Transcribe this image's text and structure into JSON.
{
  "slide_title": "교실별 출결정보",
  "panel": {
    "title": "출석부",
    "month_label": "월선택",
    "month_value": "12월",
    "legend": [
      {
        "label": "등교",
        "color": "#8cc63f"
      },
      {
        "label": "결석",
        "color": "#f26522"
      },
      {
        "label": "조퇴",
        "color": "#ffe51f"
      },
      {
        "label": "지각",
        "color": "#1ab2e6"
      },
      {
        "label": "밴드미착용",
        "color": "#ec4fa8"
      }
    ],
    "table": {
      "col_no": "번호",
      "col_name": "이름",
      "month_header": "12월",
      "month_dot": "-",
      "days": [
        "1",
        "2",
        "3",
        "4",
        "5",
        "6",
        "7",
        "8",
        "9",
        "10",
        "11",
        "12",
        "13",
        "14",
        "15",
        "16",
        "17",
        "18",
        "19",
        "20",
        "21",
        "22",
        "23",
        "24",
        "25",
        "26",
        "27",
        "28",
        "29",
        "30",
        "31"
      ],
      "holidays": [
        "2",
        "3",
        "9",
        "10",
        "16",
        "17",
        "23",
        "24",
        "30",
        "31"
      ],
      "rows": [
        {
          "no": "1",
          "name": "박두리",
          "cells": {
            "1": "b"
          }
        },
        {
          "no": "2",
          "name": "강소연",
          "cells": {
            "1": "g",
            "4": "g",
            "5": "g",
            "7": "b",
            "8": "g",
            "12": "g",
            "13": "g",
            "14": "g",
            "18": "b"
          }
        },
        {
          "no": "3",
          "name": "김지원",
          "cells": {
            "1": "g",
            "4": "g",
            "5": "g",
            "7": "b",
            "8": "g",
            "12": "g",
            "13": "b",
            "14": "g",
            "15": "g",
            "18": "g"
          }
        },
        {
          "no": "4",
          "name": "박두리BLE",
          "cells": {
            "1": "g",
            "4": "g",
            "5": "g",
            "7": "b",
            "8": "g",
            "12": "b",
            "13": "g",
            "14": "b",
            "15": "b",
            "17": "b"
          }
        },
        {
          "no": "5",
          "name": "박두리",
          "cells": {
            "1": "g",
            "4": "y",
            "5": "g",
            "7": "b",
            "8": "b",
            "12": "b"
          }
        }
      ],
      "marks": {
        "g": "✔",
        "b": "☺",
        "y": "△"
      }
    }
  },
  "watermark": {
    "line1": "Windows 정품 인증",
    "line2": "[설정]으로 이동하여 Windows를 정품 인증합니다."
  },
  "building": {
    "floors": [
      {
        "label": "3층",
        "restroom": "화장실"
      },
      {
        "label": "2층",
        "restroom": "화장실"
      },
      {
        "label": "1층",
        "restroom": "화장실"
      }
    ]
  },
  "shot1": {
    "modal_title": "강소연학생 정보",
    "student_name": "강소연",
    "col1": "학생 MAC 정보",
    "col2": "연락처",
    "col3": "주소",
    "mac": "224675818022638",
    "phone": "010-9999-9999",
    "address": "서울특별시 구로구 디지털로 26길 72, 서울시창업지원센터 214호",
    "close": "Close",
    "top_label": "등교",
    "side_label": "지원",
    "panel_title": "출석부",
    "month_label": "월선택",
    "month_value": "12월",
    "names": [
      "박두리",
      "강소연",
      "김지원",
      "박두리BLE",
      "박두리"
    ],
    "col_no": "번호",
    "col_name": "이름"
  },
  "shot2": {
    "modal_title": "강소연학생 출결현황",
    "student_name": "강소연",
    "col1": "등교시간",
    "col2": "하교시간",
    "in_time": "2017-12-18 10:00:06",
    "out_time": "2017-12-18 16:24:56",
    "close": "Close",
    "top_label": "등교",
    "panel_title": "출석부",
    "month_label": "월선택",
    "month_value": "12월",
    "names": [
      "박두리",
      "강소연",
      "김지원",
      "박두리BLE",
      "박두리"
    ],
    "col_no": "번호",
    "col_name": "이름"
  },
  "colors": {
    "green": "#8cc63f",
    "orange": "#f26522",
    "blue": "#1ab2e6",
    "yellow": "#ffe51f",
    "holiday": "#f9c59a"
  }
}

= = = =

Instructions to follow: Take the lines above and print them exactly.

Task result:
Transcribe this image's text and structure into JSON.
{
  "slide_title": "교실별 출결정보",
  "panel": {
    "title": "출석부",
    "month_label": "월선택",
    "month_value": "12월",
    "legend": [
      {
        "label": "등교",
        "color": "#8cc63f"
      },
      {
        "label": "결석",
        "color": "#f26522"
      },
      {
        "label": "조퇴",
        "color": "#ffe51f"
      },
      {
        "label": "지각",
        "color": "#1ab2e6"
      },
      {
        "label": "밴드미착용",
        "color": "#ec4fa8"
      }
    ],
    "table": {
      "col_no": "번호",
      "col_name": "이름",
      "month_header": "12월",
      "month_dot": "-",
      "days": [
        "1",
        "2",
        "3",
        "4",
        "5",
        "6",
        "7",
        "8",
        "9",
        "10",
        "11",
        "12",
        "13",
        "14",
        "15",
        "16",
        "17",
        "18",
        "19",
        "20",
        "21",
        "22",
        "23",
        "24",
        "25",
        "26",
        "27",
        "28",
        "29",
        "30",
        "31"
      ],
      "holidays": [
        "2",
        "3",
        "9",
        "10",
        "16",
        "17",
        "23",
        "24",
        "30",
        "31"
      ],
      "rows": [
        {
          "no": "1",
          "name": "박두리",
          "cells": {
            "1": "b"
          }
        },
        {
          "no": "2",
          "name": "강소연",
          "cells": {
            "1": "g",
            "4": "g",
            "5": "g",
            "7": "b",
            "8": "g",
            "12": "g",
            "13": "g",
            "14": "g",
            "18": "b"
          }
        },
        {
          "no": "3",
          "name": "김지원",
          "cells": {
            "1": "g",
            "4": "g",
            "5": "g",
            "7": "b",
            "8": "g",
            "12": "g",
            "13": "b",
            "14": "g",
            "15": "g",
            "18": "g"
          }
        },
        {
          "no": "4",
          "name": "박두리BLE",
          "cells": {
            "1": "g",
            "4": "g",
            "5": "g",
            "7": "b",
            "8": "g",
            "12": "b",
            "13": "g",
            "14": "b",
            "15": "b",
            "17": "b"
          }
        },
        {
          "no": "5",
          "name": "박두리",
          "cells": {
            "1": "g",
            "4": "y",
            "5": "g",
            "7": "b",
            "8": "b",
            "12": "b"
          }
        }
      ],
      "marks": {
        "g": "✔",
        "b": "☺",
        "y": "△"
      }
    }
  },
  "watermark": {
    "line1": "Windows 정품 인증",
    "line2": "[설정]으로 이동하여 Windows를 정품 인증합니다."
  },
  "building": {
    "floors": [
      {
        "label": "3층",
        "restroom": "화장실"
      },
      {
        "label": "2층",
        "restroom": "화장실"
      },
      {
        "label": "1층",
        "restroom": "화장실"
      }
    ]
  },
  "shot1": {
    "modal_title": "강소연학생 정보",
    "student_name": "강소연",
    "col1": "학생 MAC 정보",
    "col2": "연락처",
    "col3": "주소",
    "mac": "224675818022638",
    "phone": "010-9999-9999",
    "address": "서울특별시 구로구 디지털로 26길 72, 서울시창업지원센터 214호",
    "close": "Close",
    "top_label": "등교",
    "side_label": "지원",
    "panel_title": "출석부",
    "month_label": "월선택",
    "month_value": "12월",
    "names": [
      "박두리",
      "강소연",
      "김지원",
      "박두리BLE",
      "박두리"
    ],
    "col_no": "번호",
    "col_name": "이름"
  },
  "shot2": {
    "modal_title": "강소연학생 출결현황",
    "student_name": "강소연",
    "col1": "등교시간",
    "col2": "하교시간",
    "in_time": "2017-12-18 10:00:06",
    "out_time": "2017-12-18 16:24:56",
    "close": "Close",
    "top_label": "등교",
    "panel_title": "출석부",
    "month_label": "월선택",
    "month_value": "12월",
    "names": [
      "박두리",
      "강소연",
      "김지원",
      "박두리BLE",
      "박두리"
    ],
    "col_no": "번호",
    "col_name": "이름"
  },
  "colors": {
    "green": "#8cc63f",
    "orange": "#f26522",
    "blue": "#1ab2e6",
    "yellow": "#ffe51f",
    "holiday": "#f9c59a"
  }
}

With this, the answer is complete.